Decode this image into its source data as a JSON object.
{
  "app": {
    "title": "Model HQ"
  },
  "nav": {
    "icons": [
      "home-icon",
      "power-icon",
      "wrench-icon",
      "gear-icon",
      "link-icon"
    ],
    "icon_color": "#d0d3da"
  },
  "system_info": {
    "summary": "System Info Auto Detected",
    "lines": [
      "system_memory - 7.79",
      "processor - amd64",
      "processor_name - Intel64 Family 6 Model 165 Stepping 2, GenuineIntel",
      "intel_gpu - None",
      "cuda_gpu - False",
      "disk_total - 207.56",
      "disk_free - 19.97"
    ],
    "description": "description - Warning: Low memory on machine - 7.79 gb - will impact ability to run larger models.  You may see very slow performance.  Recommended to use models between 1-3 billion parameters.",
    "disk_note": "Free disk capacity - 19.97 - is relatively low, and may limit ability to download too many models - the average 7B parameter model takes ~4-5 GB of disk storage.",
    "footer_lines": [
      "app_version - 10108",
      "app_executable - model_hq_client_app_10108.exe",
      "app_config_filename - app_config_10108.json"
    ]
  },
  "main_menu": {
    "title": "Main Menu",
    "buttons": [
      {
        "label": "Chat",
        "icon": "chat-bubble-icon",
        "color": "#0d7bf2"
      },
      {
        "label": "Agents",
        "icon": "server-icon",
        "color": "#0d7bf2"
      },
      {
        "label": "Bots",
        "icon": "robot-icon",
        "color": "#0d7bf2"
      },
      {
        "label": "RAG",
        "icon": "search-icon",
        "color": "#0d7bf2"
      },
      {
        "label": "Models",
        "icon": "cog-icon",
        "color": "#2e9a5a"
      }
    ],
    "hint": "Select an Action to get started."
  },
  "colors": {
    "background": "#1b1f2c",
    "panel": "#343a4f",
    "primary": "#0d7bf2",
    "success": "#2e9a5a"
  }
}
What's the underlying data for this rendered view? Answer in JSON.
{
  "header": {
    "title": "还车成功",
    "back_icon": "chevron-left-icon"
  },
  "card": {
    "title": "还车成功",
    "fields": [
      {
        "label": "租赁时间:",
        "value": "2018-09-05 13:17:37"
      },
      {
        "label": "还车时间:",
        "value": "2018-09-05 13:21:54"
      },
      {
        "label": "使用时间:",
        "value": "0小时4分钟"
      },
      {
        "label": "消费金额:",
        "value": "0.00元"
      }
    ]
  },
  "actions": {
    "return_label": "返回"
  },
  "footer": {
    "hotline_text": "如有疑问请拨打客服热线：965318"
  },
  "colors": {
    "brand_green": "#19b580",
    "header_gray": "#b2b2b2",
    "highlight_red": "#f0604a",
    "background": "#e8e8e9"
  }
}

• • • •

WHAT TO PRODUCE: What is the number of lines in these records that contain "value"? Reply with the number only.

TASK OUTPUT: 4